** REQUIRED TASK **
Only the number is wanted: how many lines hold the word "difference"?
## Start SUPPLIED RECORDS
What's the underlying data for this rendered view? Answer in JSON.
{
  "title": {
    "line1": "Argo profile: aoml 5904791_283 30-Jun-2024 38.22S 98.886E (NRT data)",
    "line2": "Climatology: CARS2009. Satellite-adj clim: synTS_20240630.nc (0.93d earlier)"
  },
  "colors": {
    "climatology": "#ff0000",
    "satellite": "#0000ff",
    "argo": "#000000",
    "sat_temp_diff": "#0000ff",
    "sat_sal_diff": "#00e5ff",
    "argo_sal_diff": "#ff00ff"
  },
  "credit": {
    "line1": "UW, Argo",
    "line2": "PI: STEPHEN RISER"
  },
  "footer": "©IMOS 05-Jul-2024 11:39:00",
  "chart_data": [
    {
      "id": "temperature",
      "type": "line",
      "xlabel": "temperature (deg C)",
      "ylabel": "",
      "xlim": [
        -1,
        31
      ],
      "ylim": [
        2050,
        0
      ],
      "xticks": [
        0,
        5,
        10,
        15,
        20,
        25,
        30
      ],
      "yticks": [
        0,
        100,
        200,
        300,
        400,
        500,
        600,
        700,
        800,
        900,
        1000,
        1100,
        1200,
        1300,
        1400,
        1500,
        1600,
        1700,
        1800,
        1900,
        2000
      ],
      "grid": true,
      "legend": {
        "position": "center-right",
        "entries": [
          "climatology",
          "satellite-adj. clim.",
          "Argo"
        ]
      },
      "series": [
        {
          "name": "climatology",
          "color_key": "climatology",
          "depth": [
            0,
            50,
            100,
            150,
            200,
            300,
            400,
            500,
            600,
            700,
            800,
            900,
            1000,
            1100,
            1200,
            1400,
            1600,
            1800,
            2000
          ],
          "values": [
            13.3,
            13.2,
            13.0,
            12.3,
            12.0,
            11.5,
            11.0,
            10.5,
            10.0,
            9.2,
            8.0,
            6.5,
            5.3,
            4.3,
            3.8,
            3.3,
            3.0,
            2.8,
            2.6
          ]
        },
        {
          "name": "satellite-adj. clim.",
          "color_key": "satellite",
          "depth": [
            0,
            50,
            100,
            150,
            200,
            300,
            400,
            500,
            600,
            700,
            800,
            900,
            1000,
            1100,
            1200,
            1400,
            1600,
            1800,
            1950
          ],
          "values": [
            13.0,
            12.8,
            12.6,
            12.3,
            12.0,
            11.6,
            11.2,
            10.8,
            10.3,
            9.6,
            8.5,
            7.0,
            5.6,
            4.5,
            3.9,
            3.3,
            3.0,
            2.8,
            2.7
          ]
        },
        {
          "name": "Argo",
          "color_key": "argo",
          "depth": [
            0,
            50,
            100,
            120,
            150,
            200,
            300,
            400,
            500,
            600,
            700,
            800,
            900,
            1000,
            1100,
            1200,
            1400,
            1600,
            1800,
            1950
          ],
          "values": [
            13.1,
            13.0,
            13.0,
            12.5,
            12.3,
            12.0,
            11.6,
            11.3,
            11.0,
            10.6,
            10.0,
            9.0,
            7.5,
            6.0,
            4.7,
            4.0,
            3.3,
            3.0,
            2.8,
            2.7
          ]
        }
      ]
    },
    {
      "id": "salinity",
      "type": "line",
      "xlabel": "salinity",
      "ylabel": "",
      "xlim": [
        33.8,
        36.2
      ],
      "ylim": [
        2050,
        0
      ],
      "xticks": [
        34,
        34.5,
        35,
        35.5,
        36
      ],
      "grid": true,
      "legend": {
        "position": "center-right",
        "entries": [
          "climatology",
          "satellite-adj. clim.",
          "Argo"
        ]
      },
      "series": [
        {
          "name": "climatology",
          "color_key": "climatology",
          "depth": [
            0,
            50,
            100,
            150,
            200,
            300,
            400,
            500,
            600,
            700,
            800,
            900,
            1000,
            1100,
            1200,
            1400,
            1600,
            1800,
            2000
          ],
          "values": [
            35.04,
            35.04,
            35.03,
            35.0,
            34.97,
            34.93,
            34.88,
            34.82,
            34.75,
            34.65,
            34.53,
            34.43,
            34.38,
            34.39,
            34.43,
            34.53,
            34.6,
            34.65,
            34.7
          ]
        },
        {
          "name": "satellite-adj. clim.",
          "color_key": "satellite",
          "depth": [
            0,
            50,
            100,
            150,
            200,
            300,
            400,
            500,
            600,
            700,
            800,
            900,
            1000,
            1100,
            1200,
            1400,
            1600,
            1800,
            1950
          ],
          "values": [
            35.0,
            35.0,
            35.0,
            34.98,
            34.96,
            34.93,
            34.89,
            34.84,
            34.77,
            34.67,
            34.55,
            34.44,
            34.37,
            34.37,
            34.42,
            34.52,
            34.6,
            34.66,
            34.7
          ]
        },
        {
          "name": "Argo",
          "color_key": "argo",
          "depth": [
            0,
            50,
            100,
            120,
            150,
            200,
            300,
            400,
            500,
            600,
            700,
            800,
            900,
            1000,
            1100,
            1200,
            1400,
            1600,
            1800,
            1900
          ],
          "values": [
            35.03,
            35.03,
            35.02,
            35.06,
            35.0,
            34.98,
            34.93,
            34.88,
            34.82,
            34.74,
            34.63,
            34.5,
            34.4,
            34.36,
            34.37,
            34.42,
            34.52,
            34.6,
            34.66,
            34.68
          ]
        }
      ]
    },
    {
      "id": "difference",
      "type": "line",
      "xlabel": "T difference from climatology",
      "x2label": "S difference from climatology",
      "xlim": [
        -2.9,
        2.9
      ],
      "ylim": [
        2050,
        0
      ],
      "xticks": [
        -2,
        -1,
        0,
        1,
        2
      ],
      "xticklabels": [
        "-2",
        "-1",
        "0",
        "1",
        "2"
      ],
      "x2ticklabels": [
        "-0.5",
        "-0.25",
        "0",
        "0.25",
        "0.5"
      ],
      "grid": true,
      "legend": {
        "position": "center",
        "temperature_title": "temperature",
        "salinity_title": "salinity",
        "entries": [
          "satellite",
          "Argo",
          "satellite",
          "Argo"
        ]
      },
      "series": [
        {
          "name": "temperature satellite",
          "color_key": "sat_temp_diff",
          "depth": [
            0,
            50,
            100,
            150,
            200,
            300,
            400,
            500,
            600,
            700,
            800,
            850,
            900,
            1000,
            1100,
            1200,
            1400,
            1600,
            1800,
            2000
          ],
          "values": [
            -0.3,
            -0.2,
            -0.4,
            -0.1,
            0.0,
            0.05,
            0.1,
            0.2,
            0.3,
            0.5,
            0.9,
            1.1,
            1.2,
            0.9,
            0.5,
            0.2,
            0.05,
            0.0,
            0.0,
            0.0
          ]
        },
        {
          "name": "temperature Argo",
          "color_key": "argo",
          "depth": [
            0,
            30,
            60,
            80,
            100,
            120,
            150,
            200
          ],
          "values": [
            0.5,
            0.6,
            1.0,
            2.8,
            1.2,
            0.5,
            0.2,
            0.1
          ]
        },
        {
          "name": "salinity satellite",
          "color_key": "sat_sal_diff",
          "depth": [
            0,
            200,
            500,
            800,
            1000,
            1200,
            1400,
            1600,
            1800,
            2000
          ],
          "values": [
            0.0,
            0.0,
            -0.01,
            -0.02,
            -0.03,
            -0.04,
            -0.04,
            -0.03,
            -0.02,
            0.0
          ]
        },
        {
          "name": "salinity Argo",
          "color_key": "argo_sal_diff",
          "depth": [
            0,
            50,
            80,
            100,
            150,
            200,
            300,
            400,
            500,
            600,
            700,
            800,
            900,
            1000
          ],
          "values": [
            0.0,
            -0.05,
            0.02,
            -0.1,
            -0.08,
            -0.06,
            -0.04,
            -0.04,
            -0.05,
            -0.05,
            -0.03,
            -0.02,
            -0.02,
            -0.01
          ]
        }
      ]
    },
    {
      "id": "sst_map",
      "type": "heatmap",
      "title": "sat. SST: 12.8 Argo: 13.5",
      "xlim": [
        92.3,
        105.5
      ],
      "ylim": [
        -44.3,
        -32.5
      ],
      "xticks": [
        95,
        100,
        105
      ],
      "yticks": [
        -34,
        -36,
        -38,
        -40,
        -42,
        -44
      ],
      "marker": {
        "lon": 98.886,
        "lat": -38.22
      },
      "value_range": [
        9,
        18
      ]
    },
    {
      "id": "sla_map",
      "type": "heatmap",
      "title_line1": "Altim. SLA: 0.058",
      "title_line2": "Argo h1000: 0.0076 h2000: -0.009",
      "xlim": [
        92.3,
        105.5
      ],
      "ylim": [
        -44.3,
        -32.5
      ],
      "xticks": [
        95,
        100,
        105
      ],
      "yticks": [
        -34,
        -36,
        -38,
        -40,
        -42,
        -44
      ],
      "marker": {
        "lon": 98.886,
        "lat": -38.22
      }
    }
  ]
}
## End SUPPLIED RECORDS
** TASK SOLUTION **
3